-- Input rows start --
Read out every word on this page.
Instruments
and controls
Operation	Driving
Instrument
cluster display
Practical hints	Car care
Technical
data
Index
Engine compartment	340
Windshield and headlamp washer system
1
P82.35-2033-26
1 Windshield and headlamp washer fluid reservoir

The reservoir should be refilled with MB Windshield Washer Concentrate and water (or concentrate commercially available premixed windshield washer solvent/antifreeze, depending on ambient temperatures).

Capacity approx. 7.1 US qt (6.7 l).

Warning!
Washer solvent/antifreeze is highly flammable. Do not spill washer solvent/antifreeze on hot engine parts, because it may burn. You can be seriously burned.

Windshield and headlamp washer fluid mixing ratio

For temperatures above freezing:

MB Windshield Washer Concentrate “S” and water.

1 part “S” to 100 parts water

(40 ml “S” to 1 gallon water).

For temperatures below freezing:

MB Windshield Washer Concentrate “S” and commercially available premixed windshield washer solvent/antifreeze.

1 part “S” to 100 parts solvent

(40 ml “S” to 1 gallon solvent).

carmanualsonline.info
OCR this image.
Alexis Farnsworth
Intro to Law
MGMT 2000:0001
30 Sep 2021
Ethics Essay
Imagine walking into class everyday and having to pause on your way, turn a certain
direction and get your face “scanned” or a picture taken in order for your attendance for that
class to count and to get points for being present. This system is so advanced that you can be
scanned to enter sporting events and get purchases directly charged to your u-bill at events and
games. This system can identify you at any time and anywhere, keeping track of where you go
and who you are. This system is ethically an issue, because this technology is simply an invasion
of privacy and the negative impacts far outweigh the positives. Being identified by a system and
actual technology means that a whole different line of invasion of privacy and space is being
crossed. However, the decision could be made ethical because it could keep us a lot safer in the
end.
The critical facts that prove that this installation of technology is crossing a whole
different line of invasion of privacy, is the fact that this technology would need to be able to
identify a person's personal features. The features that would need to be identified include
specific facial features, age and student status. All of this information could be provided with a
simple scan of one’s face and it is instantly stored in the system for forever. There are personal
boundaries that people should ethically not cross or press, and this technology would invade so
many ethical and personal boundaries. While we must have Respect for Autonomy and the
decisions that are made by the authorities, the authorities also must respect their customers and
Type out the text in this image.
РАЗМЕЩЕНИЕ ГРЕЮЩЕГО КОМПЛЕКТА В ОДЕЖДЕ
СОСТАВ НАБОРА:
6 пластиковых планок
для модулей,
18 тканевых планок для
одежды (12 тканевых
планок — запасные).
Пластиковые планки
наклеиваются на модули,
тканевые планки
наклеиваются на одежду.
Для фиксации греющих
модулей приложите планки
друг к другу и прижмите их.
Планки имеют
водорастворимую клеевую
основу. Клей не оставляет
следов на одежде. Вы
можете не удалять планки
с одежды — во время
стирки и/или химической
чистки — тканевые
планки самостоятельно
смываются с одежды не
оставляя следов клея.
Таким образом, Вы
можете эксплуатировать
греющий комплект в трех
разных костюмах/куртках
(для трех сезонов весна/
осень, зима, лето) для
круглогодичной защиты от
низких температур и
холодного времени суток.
-- Input rows end --
- [Exercise brief] Make a list of all lines in the data that contain "whole".

- [Output]
actual technology means that a whole different line of invasion of privacy and space is being
The critical facts that prove that this installation of technology is crossing a whole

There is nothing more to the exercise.